→ Given instruction
Send back the records in full, character for character.

→ Entries shown
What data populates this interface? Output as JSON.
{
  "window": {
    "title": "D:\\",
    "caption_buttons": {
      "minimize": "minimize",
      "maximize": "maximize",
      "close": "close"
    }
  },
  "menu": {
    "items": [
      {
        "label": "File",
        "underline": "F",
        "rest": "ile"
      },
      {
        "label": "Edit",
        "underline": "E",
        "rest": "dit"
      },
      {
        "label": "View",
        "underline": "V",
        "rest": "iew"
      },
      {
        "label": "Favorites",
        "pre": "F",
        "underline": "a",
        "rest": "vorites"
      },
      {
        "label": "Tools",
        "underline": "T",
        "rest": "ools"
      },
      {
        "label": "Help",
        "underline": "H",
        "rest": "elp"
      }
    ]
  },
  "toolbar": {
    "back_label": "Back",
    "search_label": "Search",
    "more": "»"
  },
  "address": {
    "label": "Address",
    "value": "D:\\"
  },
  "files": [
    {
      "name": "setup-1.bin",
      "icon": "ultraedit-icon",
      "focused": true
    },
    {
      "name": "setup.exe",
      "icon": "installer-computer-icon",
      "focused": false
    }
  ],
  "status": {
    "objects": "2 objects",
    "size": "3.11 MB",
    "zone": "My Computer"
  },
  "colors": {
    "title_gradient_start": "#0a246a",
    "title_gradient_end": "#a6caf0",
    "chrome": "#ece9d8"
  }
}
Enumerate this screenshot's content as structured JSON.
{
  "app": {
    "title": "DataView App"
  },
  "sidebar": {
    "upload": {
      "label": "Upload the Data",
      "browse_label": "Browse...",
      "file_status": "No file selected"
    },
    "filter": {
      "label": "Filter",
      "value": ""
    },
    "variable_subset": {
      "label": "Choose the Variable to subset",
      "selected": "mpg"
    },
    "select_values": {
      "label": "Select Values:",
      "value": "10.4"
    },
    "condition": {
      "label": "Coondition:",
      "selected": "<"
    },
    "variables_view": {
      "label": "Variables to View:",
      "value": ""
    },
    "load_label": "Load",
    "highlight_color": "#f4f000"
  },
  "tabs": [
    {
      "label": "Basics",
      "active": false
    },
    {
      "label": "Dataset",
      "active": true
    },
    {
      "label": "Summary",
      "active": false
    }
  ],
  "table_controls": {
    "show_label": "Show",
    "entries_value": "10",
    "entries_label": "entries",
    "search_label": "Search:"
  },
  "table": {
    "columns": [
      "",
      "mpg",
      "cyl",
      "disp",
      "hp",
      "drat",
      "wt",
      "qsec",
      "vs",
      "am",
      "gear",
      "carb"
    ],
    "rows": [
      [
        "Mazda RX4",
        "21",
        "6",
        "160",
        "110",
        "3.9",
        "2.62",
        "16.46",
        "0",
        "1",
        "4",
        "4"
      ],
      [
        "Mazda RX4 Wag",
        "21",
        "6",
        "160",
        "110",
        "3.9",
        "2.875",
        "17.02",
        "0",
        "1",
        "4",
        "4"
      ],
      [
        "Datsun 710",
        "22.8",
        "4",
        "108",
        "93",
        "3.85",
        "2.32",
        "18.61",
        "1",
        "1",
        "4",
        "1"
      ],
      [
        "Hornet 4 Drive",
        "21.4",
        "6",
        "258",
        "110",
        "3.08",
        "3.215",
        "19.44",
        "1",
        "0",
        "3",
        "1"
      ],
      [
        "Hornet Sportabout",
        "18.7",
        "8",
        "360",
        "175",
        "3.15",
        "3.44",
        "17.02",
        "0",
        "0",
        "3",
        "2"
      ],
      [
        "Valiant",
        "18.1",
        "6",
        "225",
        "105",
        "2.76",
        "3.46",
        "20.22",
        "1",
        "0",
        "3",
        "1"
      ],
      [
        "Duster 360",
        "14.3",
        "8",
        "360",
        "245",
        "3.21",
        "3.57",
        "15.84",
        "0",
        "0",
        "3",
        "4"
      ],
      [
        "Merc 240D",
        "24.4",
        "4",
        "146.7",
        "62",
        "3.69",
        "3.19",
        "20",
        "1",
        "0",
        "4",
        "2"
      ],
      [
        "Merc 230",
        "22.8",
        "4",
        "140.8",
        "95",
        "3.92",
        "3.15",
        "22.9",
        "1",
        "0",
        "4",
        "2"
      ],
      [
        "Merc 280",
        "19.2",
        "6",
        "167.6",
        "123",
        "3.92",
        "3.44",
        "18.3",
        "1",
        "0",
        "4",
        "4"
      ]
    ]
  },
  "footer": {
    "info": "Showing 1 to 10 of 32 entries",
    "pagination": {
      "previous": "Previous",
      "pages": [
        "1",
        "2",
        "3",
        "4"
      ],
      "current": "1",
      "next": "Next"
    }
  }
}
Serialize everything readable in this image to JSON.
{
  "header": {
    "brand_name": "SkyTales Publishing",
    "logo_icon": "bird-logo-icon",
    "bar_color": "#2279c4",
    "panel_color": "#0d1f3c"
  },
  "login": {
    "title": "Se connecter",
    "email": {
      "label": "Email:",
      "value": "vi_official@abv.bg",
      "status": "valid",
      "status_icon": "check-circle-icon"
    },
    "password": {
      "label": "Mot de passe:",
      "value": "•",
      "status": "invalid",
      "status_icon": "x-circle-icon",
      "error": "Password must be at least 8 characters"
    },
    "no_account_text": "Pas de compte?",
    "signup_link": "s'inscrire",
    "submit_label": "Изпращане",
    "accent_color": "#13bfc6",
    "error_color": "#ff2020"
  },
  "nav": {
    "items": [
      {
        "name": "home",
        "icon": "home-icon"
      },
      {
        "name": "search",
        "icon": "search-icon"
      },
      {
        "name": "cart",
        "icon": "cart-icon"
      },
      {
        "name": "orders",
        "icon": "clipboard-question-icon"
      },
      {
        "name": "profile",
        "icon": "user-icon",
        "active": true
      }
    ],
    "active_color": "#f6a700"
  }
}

→ Worked solution
What data populates this interface? Output as JSON.
{
  "window": {
    "title": "D:\\",
    "caption_buttons": {
      "minimize": "minimize",
      "maximize": "maximize",
      "close": "close"
    }
  },
  "menu": {
    "items": [
      {
        "label": "File",
        "underline": "F",
        "rest": "ile"
      },
      {
        "label": "Edit",
        "underline": "E",
        "rest": "dit"
      },
      {
        "label": "View",
        "underline": "V",
        "rest": "iew"
      },
      {
        "label": "Favorites",
        "pre": "F",
        "underline": "a",
        "rest": "vorites"
      },
      {
        "label": "Tools",
        "underline": "T",
        "rest": "ools"
      },
      {
        "label": "Help",
        "underline": "H",
        "rest": "elp"
      }
    ]
  },
  "toolbar": {
    "back_label": "Back",
    "search_label": "Search",
    "more": "»"
  },
  "address": {
    "label": "Address",
    "value": "D:\\"
  },
  "files": [
    {
      "name": "setup-1.bin",
      "icon": "ultraedit-icon",
      "focused": true
    },
    {
      "name": "setup.exe",
      "icon": "installer-computer-icon",
      "focused": false
    }
  ],
  "status": {
    "objects": "2 objects",
    "size": "3.11 MB",
    "zone": "My Computer"
  },
  "colors": {
    "title_gradient_start": "#0a246a",
    "title_gradient_end": "#a6caf0",
    "chrome": "#ece9d8"
  }
}
Enumerate this screenshot's content as structured JSON.
{
  "app": {
    "title": "DataView App"
  },
  "sidebar": {
    "upload": {
      "label": "Upload the Data",
      "browse_label": "Browse...",
      "file_status": "No file selected"
    },
    "filter": {
      "label": "Filter",
      "value": ""
    },
    "variable_subset": {
      "label": "Choose the Variable to subset",
      "selected": "mpg"
    },
    "select_values": {
      "label": "Select Values:",
      "value": "10.4"
    },
    "condition": {
      "label": "Coondition:",
      "selected": "<"
    },
    "variables_view": {
      "label": "Variables to View:",
      "value": ""
    },
    "load_label": "Load",
    "highlight_color": "#f4f000"
  },
  "tabs": [
    {
      "label": "Basics",
      "active": false
    },
    {
      "label": "Dataset",
      "active": true
    },
    {
      "label": "Summary",
      "active": false
    }
  ],
  "table_controls": {
    "show_label": "Show",
    "entries_value": "10",
    "entries_label": "entries",
    "search_label": "Search:"
  },
  "table": {
    "columns": [
      "",
      "mpg",
      "cyl",
      "disp",
      "hp",
      "drat",
      "wt",
      "qsec",
      "vs",
      "am",
      "gear",
      "carb"
    ],
    "rows": [
      [
        "Mazda RX4",
        "21",
        "6",
        "160",
        "110",
        "3.9",
        "2.62",
        "16.46",
        "0",
        "1",
        "4",
        "4"
      ],
      [
        "Mazda RX4 Wag",
        "21",
        "6",
        "160",
        "110",
        "3.9",
        "2.875",
        "17.02",
        "0",
        "1",
        "4",
        "4"
      ],
      [
        "Datsun 710",
        "22.8",
        "4",
        "108",
        "93",
        "3.85",
        "2.32",
        "18.61",
        "1",
        "1",
        "4",
        "1"
      ],
      [
        "Hornet 4 Drive",
        "21.4",
        "6",
        "258",
        "110",
        "3.08",
        "3.215",
        "19.44",
        "1",
        "0",
        "3",
        "1"
      ],
      [
        "Hornet Sportabout",
        "18.7",
        "8",
        "360",
        "175",
        "3.15",
        "3.44",
        "17.02",
        "0",
        "0",
        "3",
        "2"
      ],
      [
        "Valiant",
        "18.1",
        "6",
        "225",
        "105",
        "2.76",
        "3.46",
        "20.22",
        "1",
        "0",
        "3",
        "1"
      ],
      [
        "Duster 360",
        "14.3",
        "8",
        "360",
        "245",
        "3.21",
        "3.57",
        "15.84",
        "0",
        "0",
        "3",
        "4"
      ],
      [
        "Merc 240D",
        "24.4",
        "4",
        "146.7",
        "62",
        "3.69",
        "3.19",
        "20",
        "1",
        "0",
        "4",
        "2"
      ],
      [
        "Merc 230",
        "22.8",
        "4",
        "140.8",
        "95",
        "3.92",
        "3.15",
        "22.9",
        "1",
        "0",
        "4",
        "2"
      ],
      [
        "Merc 280",
        "19.2",
        "6",
        "167.6",
        "123",
        "3.92",
        "3.44",
        "18.3",
        "1",
        "0",
        "4",
        "4"
      ]
    ]
  },
  "footer": {
    "info": "Showing 1 to 10 of 32 entries",
    "pagination": {
      "previous": "Previous",
      "pages": [
        "1",
        "2",
        "3",
        "4"
      ],
      "current": "1",
      "next": "Next"
    }
  }
}
Serialize everything readable in this image to JSON.
{
  "header": {
    "brand_name": "SkyTales Publishing",
    "logo_icon": "bird-logo-icon",
    "bar_color": "#2279c4",
    "panel_color": "#0d1f3c"
  },
  "login": {
    "title": "Se connecter",
    "email": {
      "label": "Email:",
      "value": "vi_official@abv.bg",
      "status": "valid",
      "status_icon": "check-circle-icon"
    },
    "password": {
      "label": "Mot de passe:",
      "value": "•",
      "status": "invalid",
      "status_icon": "x-circle-icon",
      "error": "Password must be at least 8 characters"
    },
    "no_account_text": "Pas de compte?",
    "signup_link": "s'inscrire",
    "submit_label": "Изпращане",
    "accent_color": "#13bfc6",
    "error_color": "#ff2020"
  },
  "nav": {
    "items": [
      {
        "name": "home",
        "icon": "home-icon"
      },
      {
        "name": "search",
        "icon": "search-icon"
      },
      {
        "name": "cart",
        "icon": "cart-icon"
      },
      {
        "name": "orders",
        "icon": "clipboard-question-icon"
      },
      {
        "name": "profile",
        "icon": "user-icon",
        "active": true
      }
    ],
    "active_color": "#f6a700"
  }
}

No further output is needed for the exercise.